JOB
Below are some records; return each one exactly.

(Structured figure records)
★ ★ ★ ★ ★ ★ ★
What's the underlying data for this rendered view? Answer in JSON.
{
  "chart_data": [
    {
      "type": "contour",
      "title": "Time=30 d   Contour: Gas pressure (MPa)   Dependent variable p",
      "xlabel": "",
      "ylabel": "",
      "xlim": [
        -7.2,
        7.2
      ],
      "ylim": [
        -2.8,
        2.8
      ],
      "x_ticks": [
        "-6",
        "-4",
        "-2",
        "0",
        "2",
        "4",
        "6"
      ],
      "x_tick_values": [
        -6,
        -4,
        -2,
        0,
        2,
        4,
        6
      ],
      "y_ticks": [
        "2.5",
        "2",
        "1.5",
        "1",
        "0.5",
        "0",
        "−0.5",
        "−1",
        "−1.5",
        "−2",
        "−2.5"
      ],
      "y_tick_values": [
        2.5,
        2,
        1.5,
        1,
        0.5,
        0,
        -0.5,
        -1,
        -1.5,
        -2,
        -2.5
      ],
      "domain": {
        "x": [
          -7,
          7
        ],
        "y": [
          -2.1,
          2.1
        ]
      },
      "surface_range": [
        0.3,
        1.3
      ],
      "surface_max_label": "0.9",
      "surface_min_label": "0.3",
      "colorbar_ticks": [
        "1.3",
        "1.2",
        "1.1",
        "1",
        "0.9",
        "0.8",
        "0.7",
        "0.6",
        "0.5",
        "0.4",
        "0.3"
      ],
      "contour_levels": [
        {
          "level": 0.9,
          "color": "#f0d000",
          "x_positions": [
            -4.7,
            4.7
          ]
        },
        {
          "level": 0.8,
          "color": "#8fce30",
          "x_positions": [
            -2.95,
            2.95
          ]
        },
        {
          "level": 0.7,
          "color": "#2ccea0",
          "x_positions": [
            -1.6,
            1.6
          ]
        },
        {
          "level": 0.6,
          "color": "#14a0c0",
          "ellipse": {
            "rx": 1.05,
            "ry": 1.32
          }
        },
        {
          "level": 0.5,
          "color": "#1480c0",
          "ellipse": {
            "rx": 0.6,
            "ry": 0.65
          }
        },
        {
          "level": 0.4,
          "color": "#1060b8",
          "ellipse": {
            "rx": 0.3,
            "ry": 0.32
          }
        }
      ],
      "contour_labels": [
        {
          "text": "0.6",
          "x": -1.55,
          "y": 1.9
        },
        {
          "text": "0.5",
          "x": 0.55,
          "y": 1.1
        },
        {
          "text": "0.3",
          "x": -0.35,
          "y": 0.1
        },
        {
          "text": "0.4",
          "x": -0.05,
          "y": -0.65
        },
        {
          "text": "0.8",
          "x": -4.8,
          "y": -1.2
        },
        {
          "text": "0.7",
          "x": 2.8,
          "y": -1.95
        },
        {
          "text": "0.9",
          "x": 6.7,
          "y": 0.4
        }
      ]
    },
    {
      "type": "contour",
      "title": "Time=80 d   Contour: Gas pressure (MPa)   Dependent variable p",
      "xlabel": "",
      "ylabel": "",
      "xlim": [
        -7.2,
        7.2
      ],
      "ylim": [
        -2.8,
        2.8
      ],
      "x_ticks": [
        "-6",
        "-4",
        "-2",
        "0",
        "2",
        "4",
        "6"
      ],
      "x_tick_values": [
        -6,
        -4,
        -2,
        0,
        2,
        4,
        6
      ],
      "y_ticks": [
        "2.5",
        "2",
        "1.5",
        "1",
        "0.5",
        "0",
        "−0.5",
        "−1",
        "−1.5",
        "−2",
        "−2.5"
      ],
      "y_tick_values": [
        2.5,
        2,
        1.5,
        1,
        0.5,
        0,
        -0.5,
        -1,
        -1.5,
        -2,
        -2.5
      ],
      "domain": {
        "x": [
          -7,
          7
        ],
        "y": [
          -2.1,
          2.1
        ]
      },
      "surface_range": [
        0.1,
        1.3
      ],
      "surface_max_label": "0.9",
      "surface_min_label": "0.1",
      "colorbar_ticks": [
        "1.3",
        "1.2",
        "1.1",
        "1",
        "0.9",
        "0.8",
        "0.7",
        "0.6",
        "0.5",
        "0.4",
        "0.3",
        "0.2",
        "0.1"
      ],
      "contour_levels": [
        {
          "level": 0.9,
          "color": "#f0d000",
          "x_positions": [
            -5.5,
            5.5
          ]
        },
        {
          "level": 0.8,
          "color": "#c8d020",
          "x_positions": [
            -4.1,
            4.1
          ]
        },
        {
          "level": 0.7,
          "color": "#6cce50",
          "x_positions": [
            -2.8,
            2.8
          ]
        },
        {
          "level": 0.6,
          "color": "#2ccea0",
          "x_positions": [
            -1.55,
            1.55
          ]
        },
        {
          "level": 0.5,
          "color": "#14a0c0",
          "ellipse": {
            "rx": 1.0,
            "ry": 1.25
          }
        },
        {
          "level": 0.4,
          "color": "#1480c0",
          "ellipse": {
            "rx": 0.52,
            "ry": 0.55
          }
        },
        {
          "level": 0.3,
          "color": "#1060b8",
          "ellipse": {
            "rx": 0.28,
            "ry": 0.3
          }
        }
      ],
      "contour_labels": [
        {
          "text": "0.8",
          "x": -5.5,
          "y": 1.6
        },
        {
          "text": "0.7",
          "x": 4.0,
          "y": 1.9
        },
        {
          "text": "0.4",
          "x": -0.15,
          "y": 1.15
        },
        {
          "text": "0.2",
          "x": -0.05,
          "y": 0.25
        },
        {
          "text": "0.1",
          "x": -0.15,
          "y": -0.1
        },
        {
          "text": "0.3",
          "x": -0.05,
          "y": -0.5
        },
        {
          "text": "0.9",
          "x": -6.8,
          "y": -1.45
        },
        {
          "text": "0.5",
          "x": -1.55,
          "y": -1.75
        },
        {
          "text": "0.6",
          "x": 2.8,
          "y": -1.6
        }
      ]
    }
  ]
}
★ ★ ★ ★ ★ ★ ★
COMPLETED TASK
What's the underlying data for this rendered view? Answer in JSON.
{
  "chart_data": [
    {
      "type": "contour",
      "title": "Time=30 d   Contour: Gas pressure (MPa)   Dependent variable p",
      "xlabel": "",
      "ylabel": "",
      "xlim": [
        -7.2,
        7.2
      ],
      "ylim": [
        -2.8,
        2.8
      ],
      "x_ticks": [
        "-6",
        "-4",
        "-2",
        "0",
        "2",
        "4",
        "6"
      ],
      "x_tick_values": [
        -6,
        -4,
        -2,
        0,
        2,
        4,
        6
      ],
      "y_ticks": [
        "2.5",
        "2",
        "1.5",
        "1",
        "0.5",
        "0",
        "−0.5",
        "−1",
        "−1.5",
        "−2",
        "−2.5"
      ],
      "y_tick_values": [
        2.5,
        2,
        1.5,
        1,
        0.5,
        0,
        -0.5,
        -1,
        -1.5,
        -2,
        -2.5
      ],
      "domain": {
        "x": [
          -7,
          7
        ],
        "y": [
          -2.1,
          2.1
        ]
      },
      "surface_range": [
        0.3,
        1.3
      ],
      "surface_max_label": "0.9",
      "surface_min_label": "0.3",
      "colorbar_ticks": [
        "1.3",
        "1.2",
        "1.1",
        "1",
        "0.9",
        "0.8",
        "0.7",
        "0.6",
        "0.5",
        "0.4",
        "0.3"
      ],
      "contour_levels": [
        {
          "level": 0.9,
          "color": "#f0d000",
          "x_positions": [
            -4.7,
            4.7
          ]
        },
        {
          "level": 0.8,
          "color": "#8fce30",
          "x_positions": [
            -2.95,
            2.95
          ]
        },
        {
          "level": 0.7,
          "color": "#2ccea0",
          "x_positions": [
            -1.6,
            1.6
          ]
        },
        {
          "level": 0.6,
          "color": "#14a0c0",
          "ellipse": {
            "rx": 1.05,
            "ry": 1.32
          }
        },
        {
          "level": 0.5,
          "color": "#1480c0",
          "ellipse": {
            "rx": 0.6,
            "ry": 0.65
          }
        },
        {
          "level": 0.4,
          "color": "#1060b8",
          "ellipse": {
            "rx": 0.3,
            "ry": 0.32
          }
        }
      ],
      "contour_labels": [
        {
          "text": "0.6",
          "x": -1.55,
          "y": 1.9
        },
        {
          "text": "0.5",
          "x": 0.55,
          "y": 1.1
        },
        {
          "text": "0.3",
          "x": -0.35,
          "y": 0.1
        },
        {
          "text": "0.4",
          "x": -0.05,
          "y": -0.65
        },
        {
          "text": "0.8",
          "x": -4.8,
          "y": -1.2
        },
        {
          "text": "0.7",
          "x": 2.8,
          "y": -1.95
        },
        {
          "text": "0.9",
          "x": 6.7,
          "y": 0.4
        }
      ]
    },
    {
      "type": "contour",
      "title": "Time=80 d   Contour: Gas pressure (MPa)   Dependent variable p",
      "xlabel": "",
      "ylabel": "",
      "xlim": [
        -7.2,
        7.2
      ],
      "ylim": [
        -2.8,
        2.8
      ],
      "x_ticks": [
        "-6",
        "-4",
        "-2",
        "0",
        "2",
        "4",
        "6"
      ],
      "x_tick_values": [
        -6,
        -4,
        -2,
        0,
        2,
        4,
        6
      ],
      "y_ticks": [
        "2.5",
        "2",
        "1.5",
        "1",
        "0.5",
        "0",
        "−0.5",
        "−1",
        "−1.5",
        "−2",
        "−2.5"
      ],
      "y_tick_values": [
        2.5,
        2,
        1.5,
        1,
        0.5,
        0,
        -0.5,
        -1,
        -1.5,
        -2,
        -2.5
      ],
      "domain": {
        "x": [
          -7,
          7
        ],
        "y": [
          -2.1,
          2.1
        ]
      },
      "surface_range": [
        0.1,
        1.3
      ],
      "surface_max_label": "0.9",
      "surface_min_label": "0.1",
      "colorbar_ticks": [
        "1.3",
        "1.2",
        "1.1",
        "1",
        "0.9",
        "0.8",
        "0.7",
        "0.6",
        "0.5",
        "0.4",
        "0.3",
        "0.2",
        "0.1"
      ],
      "contour_levels": [
        {
          "level": 0.9,
          "color": "#f0d000",
          "x_positions": [
            -5.5,
            5.5
          ]
        },
        {
          "level": 0.8,
          "color": "#c8d020",
          "x_positions": [
            -4.1,
            4.1
          ]
        },
        {
          "level": 0.7,
          "color": "#6cce50",
          "x_positions": [
            -2.8,
            2.8
          ]
        },
        {
          "level": 0.6,
          "color": "#2ccea0",
          "x_positions": [
            -1.55,
            1.55
          ]
        },
        {
          "level": 0.5,
          "color": "#14a0c0",
          "ellipse": {
            "rx": 1.0,
            "ry": 1.25
          }
        },
        {
          "level": 0.4,
          "color": "#1480c0",
          "ellipse": {
            "rx": 0.52,
            "ry": 0.55
          }
        },
        {
          "level": 0.3,
          "color": "#1060b8",
          "ellipse": {
            "rx": 0.28,
            "ry": 0.3
          }
        }
      ],
      "contour_labels": [
        {
          "text": "0.8",
          "x": -5.5,
          "y": 1.6
        },
        {
          "text": "0.7",
          "x": 4.0,
          "y": 1.9
        },
        {
          "text": "0.4",
          "x": -0.15,
          "y": 1.15
        },
        {
          "text": "0.2",
          "x": -0.05,
          "y": 0.25
        },
        {
          "text": "0.1",
          "x": -0.15,
          "y": -0.1
        },
        {
          "text": "0.3",
          "x": -0.05,
          "y": -0.5
        },
        {
          "text": "0.9",
          "x": -6.8,
          "y": -1.45
        },
        {
          "text": "0.5",
          "x": -1.55,
          "y": -1.75
        },
        {
          "text": "0.6",
          "x": 2.8,
          "y": -1.6
        }
      ]
    }
  ]
}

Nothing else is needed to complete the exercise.